Box annotation data:
.....

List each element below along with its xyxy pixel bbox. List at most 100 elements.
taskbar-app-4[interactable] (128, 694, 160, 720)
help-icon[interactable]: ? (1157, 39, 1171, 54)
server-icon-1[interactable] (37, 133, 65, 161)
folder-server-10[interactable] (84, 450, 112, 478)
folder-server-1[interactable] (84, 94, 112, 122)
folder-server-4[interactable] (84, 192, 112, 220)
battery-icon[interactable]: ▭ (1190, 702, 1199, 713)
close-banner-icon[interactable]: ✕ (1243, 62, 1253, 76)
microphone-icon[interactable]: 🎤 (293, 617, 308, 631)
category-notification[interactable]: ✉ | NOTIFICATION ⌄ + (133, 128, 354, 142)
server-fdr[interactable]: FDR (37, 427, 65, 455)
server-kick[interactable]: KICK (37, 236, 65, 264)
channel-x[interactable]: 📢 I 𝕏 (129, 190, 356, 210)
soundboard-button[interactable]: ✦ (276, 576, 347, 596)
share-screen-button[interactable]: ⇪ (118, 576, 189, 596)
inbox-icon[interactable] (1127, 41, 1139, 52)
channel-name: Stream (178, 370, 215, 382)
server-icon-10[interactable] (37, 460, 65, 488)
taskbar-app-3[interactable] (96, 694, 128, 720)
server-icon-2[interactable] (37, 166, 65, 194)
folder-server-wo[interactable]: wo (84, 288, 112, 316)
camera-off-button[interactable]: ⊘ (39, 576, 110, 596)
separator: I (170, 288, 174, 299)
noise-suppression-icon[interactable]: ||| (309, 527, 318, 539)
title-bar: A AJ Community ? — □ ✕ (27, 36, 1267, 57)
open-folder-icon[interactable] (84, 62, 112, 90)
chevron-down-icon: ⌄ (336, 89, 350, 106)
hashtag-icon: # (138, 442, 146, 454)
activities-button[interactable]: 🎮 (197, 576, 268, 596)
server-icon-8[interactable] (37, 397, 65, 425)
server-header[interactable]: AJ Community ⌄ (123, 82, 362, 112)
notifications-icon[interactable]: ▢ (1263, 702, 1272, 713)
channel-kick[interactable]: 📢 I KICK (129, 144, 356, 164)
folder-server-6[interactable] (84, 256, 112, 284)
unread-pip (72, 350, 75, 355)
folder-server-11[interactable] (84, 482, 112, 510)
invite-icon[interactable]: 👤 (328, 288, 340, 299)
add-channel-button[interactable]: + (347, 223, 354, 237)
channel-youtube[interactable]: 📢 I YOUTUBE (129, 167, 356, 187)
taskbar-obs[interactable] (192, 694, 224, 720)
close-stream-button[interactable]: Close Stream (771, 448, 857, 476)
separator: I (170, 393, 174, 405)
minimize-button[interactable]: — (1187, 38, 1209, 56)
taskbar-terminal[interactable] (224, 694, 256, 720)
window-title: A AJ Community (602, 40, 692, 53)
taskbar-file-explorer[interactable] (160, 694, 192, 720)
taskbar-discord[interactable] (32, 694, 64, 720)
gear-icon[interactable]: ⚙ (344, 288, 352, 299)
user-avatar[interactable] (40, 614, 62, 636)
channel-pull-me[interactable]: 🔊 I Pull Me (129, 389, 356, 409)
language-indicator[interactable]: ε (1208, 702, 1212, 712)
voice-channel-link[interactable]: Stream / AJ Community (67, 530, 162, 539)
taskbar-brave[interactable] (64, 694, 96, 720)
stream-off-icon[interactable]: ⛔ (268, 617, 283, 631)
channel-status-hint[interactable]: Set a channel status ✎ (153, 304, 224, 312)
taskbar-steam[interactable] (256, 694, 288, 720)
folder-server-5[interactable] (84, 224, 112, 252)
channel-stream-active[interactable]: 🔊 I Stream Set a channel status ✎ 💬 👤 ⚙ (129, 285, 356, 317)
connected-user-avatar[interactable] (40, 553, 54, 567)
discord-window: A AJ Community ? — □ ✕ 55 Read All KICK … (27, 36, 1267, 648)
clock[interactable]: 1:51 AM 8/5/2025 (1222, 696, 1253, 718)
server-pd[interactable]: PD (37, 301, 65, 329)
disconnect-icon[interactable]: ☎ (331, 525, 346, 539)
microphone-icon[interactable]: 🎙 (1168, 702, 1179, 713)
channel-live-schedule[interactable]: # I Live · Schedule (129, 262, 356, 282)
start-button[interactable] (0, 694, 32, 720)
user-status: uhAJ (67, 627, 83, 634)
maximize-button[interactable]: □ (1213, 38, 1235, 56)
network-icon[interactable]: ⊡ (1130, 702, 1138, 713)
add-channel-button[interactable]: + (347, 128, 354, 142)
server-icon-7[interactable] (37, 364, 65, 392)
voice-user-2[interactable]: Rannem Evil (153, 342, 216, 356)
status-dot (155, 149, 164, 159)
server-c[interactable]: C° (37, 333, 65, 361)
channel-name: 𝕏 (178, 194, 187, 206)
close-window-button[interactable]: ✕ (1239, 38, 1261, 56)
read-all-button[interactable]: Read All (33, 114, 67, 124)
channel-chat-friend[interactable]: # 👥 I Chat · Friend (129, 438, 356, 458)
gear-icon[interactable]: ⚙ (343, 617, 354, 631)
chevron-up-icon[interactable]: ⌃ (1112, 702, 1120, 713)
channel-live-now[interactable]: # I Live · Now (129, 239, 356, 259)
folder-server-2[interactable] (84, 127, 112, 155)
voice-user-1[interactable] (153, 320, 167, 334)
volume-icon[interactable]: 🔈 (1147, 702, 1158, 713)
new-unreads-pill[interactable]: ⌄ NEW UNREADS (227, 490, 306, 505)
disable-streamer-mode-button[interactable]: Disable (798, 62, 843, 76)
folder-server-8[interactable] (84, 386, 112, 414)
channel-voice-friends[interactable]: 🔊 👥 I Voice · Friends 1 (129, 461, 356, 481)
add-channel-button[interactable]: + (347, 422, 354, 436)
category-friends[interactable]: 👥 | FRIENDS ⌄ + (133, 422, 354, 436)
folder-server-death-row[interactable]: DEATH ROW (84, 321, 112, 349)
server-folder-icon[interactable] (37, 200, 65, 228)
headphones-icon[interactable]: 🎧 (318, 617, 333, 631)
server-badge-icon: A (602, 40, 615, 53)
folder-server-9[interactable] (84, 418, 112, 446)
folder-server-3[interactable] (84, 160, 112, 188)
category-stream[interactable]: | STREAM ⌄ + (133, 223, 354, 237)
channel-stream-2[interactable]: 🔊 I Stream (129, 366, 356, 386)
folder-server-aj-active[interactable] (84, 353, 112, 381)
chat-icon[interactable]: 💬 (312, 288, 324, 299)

.....

**What is being asked:**
Copy the data word for word, from its first line through the line containing "channel-kick[interactable]: 📢 I", including both of those lines.

**Full response:**
List each element below along with its xyxy pixel bbox. List at most 100 elements.
taskbar-app-4[interactable] (128, 694, 160, 720)
help-icon[interactable]: ? (1157, 39, 1171, 54)
server-icon-1[interactable] (37, 133, 65, 161)
folder-server-10[interactable] (84, 450, 112, 478)
folder-server-1[interactable] (84, 94, 112, 122)
folder-server-4[interactable] (84, 192, 112, 220)
battery-icon[interactable]: ▭ (1190, 702, 1199, 713)
close-banner-icon[interactable]: ✕ (1243, 62, 1253, 76)
microphone-icon[interactable]: 🎤 (293, 617, 308, 631)
category-notification[interactable]: ✉ | NOTIFICATION ⌄ + (133, 128, 354, 142)
server-fdr[interactable]: FDR (37, 427, 65, 455)
server-kick[interactable]: KICK (37, 236, 65, 264)
channel-x[interactable]: 📢 I 𝕏 (129, 190, 356, 210)
soundboard-button[interactable]: ✦ (276, 576, 347, 596)
share-screen-button[interactable]: ⇪ (118, 576, 189, 596)
inbox-icon[interactable] (1127, 41, 1139, 52)
channel-name: Stream (178, 370, 215, 382)
server-icon-10[interactable] (37, 460, 65, 488)
taskbar-app-3[interactable] (96, 694, 128, 720)
server-icon-2[interactable] (37, 166, 65, 194)
folder-server-wo[interactable]: wo (84, 288, 112, 316)
camera-off-button[interactable]: ⊘ (39, 576, 110, 596)
separator: I (170, 288, 174, 299)
noise-suppression-icon[interactable]: ||| (309, 527, 318, 539)
title-bar: A AJ Community ? — □ ✕ (27, 36, 1267, 57)
open-folder-icon[interactable] (84, 62, 112, 90)
chevron-down-icon: ⌄ (336, 89, 350, 106)
hashtag-icon: # (138, 442, 146, 454)
activities-button[interactable]: 🎮 (197, 576, 268, 596)
server-icon-8[interactable] (37, 397, 65, 425)
server-header[interactable]: AJ Community ⌄ (123, 82, 362, 112)
notifications-icon[interactable]: ▢ (1263, 702, 1272, 713)
channel-kick[interactable]: 📢 I KICK (129, 144, 356, 164)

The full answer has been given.